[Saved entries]
§ §

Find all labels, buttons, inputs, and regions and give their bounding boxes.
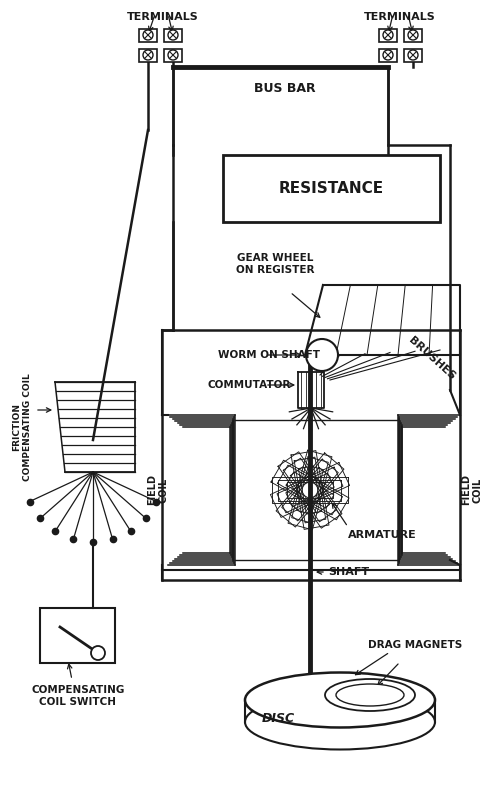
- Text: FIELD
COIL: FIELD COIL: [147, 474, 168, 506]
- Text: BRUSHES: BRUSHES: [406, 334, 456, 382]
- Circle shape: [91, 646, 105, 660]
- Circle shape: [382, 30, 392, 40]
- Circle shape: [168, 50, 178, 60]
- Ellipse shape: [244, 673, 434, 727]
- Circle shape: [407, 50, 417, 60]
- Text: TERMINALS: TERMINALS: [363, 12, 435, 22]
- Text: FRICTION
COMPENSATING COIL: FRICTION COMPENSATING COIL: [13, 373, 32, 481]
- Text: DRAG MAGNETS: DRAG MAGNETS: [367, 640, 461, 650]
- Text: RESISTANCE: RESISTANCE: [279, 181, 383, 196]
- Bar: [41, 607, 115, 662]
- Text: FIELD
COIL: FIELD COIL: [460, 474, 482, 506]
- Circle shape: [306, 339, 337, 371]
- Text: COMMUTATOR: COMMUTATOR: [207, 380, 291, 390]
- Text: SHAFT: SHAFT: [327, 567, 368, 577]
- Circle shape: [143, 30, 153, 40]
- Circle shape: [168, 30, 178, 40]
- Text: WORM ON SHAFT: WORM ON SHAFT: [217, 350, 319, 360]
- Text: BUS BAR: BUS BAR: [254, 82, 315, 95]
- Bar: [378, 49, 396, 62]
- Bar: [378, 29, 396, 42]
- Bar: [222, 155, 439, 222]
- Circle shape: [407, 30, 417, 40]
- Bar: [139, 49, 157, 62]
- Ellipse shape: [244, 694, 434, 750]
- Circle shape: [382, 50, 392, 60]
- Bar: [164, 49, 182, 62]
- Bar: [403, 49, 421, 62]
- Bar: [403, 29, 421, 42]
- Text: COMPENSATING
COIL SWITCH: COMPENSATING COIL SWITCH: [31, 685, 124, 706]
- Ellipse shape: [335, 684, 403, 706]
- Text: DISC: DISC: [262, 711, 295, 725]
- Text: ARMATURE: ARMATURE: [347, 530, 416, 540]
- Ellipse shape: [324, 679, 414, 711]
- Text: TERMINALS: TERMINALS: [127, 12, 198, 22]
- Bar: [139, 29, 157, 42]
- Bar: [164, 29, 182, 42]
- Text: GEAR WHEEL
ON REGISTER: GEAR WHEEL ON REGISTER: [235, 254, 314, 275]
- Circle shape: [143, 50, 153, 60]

§ §

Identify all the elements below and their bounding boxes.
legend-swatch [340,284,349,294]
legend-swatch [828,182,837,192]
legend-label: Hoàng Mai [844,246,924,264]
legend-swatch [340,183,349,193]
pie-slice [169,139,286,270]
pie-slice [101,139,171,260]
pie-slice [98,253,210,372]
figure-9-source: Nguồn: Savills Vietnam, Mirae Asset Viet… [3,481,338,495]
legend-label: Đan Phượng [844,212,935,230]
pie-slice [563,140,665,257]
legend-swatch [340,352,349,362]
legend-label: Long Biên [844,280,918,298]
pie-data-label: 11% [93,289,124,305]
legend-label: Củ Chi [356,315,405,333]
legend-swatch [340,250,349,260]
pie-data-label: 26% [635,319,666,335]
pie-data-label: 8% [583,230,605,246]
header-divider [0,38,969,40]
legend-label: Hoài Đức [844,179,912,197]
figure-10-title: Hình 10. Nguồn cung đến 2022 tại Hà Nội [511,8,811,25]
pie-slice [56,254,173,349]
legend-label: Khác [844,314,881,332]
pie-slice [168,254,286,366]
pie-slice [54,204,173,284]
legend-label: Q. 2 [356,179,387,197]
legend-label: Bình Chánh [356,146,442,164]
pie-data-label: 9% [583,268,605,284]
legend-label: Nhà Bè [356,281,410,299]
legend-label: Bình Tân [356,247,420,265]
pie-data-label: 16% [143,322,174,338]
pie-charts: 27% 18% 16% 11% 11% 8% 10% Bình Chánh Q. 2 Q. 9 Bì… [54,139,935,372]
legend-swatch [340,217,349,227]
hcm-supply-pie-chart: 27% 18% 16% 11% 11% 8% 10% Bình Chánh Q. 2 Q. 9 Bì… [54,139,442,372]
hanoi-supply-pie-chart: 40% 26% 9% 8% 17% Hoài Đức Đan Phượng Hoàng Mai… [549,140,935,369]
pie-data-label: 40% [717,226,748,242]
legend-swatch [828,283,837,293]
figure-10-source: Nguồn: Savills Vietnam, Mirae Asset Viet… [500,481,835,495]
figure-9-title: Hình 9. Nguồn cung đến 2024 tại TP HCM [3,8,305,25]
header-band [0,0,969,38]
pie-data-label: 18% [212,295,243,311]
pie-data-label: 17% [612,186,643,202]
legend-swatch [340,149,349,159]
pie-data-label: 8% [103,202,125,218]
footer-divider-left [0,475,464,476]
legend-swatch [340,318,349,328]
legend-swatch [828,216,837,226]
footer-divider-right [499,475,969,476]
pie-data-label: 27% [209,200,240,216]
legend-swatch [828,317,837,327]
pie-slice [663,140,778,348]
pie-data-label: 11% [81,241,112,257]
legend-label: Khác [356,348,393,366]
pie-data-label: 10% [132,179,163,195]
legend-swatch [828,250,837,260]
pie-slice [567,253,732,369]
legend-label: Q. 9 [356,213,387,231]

§ §

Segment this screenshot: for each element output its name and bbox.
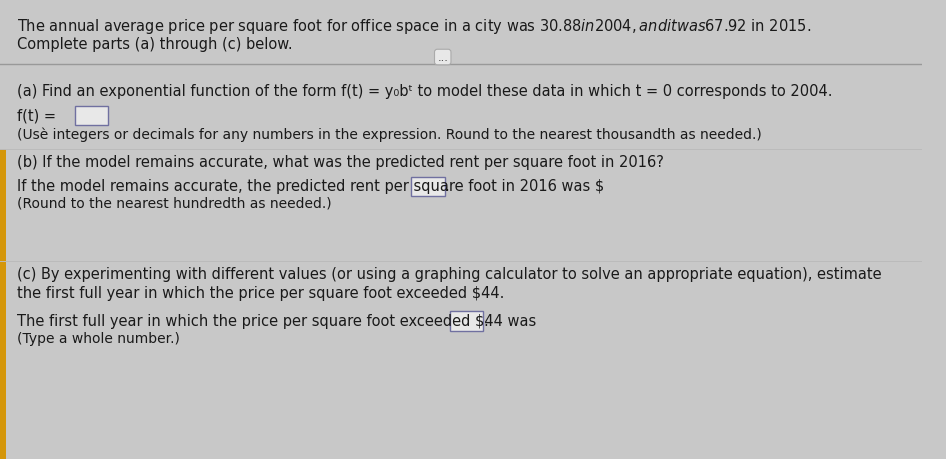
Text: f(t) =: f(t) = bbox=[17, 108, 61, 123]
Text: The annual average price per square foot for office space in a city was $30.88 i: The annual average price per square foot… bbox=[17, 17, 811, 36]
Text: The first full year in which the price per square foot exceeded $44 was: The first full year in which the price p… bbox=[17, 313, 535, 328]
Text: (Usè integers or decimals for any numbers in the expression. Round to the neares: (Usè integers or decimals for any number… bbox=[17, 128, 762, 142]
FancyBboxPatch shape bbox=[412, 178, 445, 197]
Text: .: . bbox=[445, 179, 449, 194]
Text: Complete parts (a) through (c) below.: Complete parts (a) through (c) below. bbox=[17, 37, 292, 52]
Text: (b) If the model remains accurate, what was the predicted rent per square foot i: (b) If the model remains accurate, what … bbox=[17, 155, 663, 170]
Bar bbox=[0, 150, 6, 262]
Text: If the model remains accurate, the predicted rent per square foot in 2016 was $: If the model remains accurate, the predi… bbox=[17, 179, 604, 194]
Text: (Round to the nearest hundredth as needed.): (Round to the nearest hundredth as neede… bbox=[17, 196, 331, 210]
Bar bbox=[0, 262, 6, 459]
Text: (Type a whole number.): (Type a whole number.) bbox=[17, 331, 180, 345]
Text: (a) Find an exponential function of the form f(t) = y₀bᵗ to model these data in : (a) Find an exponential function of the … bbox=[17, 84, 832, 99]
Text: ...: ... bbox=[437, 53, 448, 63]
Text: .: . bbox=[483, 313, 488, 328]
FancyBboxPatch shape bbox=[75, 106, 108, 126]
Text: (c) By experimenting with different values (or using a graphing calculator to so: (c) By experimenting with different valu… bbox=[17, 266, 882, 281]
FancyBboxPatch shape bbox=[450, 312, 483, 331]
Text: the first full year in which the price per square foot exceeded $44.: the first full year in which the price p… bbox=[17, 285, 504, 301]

§ §

**Your instructions**: Count the lines in the records that contain the string "Asset", and reply with only the number.

**Final result**: 2